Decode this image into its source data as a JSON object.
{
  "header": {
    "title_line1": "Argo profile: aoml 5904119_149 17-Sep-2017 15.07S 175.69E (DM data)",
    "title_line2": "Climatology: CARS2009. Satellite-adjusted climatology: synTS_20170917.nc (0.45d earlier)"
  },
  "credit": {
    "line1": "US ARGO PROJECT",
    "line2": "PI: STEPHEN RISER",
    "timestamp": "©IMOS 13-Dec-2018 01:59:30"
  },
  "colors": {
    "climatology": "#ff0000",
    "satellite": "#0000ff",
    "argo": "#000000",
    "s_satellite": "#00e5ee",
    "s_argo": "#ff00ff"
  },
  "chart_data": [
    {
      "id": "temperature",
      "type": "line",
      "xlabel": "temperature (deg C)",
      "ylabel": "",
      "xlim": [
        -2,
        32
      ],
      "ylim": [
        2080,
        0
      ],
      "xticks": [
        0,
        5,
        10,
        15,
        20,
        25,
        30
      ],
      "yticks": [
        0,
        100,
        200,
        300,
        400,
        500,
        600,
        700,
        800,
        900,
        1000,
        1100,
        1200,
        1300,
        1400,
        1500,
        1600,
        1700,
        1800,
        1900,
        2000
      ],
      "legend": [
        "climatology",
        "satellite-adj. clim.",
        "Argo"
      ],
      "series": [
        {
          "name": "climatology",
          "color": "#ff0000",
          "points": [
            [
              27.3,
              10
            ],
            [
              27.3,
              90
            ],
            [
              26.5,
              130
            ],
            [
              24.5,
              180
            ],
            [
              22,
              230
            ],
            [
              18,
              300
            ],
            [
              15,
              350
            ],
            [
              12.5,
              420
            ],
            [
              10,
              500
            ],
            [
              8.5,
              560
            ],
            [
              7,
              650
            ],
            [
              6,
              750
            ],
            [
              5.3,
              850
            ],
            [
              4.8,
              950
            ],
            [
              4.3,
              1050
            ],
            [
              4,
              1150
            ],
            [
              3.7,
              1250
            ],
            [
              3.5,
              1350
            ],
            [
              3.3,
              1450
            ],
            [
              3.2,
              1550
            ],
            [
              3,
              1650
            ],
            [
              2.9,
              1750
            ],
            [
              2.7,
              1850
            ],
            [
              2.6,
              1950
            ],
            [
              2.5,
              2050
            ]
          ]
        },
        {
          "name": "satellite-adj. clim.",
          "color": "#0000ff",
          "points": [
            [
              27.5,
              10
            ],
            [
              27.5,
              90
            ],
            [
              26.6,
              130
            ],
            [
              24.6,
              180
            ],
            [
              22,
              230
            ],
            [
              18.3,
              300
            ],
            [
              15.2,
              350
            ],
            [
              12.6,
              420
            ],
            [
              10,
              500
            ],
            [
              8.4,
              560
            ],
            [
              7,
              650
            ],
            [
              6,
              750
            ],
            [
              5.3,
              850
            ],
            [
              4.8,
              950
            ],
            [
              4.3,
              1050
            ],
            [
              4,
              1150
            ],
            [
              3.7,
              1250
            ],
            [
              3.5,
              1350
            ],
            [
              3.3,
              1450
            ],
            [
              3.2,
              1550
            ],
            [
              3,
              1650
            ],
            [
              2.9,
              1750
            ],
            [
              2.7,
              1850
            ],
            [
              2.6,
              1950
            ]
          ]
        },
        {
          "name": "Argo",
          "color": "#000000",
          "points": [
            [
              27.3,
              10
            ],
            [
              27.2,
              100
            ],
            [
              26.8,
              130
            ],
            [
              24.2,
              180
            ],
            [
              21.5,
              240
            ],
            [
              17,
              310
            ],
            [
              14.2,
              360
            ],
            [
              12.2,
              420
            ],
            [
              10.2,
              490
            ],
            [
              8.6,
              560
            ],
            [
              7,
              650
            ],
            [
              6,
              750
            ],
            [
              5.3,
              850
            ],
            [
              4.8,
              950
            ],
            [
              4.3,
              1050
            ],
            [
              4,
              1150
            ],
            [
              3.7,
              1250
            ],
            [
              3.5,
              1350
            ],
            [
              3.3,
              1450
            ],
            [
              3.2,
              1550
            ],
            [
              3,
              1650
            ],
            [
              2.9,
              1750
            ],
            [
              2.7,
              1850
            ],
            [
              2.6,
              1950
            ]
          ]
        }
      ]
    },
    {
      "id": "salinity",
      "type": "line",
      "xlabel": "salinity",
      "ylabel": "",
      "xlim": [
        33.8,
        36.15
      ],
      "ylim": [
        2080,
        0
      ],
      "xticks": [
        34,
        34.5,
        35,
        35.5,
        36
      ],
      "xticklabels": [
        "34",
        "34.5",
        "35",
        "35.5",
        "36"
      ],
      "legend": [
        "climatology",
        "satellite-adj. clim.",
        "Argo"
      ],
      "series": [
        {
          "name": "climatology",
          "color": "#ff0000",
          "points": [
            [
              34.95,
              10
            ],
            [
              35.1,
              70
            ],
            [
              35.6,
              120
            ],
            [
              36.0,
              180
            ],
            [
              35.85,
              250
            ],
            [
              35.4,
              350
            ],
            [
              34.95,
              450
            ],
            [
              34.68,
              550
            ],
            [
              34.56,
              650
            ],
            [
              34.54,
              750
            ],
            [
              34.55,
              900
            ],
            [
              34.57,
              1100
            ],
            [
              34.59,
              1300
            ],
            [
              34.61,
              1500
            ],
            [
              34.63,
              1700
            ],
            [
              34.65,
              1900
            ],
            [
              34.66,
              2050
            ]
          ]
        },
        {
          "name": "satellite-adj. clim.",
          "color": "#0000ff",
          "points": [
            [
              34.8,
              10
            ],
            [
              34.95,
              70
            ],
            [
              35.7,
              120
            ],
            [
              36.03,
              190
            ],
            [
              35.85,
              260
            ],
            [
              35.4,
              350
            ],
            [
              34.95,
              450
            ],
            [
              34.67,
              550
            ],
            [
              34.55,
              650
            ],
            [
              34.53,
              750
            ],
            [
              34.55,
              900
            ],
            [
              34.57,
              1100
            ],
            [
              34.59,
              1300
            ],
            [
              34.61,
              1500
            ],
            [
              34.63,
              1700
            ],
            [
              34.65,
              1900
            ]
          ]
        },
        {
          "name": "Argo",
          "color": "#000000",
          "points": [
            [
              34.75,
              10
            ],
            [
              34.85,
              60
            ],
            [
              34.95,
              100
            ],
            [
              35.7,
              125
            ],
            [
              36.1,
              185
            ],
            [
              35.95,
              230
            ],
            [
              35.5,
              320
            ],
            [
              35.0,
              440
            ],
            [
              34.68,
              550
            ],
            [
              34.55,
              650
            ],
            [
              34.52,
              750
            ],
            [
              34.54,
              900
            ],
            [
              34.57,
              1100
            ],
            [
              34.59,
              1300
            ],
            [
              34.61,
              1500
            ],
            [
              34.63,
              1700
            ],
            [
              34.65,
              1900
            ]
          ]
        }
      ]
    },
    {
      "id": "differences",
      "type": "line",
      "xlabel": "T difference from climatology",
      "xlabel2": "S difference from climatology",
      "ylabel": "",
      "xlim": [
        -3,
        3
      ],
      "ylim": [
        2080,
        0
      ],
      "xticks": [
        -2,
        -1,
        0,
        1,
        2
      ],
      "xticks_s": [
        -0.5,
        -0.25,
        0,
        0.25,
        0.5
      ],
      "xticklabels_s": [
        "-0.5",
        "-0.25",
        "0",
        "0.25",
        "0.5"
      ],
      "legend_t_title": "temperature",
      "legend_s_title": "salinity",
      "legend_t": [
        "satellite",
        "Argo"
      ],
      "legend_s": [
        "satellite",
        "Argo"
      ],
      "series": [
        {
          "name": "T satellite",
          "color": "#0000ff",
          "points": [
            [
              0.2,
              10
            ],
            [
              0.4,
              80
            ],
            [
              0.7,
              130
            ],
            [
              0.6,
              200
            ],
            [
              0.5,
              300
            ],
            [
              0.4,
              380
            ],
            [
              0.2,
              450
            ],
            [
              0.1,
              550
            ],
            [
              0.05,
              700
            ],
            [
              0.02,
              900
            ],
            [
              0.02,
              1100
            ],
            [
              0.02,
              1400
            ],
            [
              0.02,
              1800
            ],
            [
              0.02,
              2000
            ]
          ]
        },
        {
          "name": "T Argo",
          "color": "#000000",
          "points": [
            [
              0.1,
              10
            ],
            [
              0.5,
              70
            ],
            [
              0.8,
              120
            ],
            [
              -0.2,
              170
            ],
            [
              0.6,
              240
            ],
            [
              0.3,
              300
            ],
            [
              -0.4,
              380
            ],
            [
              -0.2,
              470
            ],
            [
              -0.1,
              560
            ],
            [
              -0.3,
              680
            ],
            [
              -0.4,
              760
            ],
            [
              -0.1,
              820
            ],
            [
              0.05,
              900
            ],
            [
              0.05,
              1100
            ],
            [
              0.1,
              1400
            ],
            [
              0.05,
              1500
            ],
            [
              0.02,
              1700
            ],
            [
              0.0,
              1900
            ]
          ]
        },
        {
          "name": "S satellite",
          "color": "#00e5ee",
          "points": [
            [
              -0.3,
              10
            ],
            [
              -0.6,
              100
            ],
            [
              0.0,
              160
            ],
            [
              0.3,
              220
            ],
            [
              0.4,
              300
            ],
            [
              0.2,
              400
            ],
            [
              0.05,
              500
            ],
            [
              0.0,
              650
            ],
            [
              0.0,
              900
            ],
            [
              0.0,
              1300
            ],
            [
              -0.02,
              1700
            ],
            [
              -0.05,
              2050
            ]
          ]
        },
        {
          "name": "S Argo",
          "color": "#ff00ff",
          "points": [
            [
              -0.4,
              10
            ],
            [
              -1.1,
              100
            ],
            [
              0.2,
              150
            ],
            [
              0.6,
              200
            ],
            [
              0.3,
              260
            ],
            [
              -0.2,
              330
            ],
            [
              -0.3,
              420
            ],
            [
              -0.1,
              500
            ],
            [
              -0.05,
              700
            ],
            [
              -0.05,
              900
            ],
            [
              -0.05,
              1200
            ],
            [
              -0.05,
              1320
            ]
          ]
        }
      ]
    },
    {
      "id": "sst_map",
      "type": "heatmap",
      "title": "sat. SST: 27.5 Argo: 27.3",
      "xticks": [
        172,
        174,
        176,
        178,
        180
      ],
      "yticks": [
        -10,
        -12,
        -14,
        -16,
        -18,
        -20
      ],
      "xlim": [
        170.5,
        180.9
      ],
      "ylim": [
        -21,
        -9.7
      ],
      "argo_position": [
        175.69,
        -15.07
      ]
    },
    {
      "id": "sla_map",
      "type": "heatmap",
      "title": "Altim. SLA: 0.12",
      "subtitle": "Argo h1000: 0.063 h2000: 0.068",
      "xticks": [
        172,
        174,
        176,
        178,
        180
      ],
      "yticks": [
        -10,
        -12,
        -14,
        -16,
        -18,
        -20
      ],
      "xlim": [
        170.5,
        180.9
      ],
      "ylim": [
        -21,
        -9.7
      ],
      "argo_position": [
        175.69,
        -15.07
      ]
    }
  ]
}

----------

Find each line holding "from". Copy it out.

RESPONSE TO THIS EXERCISE.
      "xlabel": "T difference from climatology",
      "xlabel2": "S difference from climatology",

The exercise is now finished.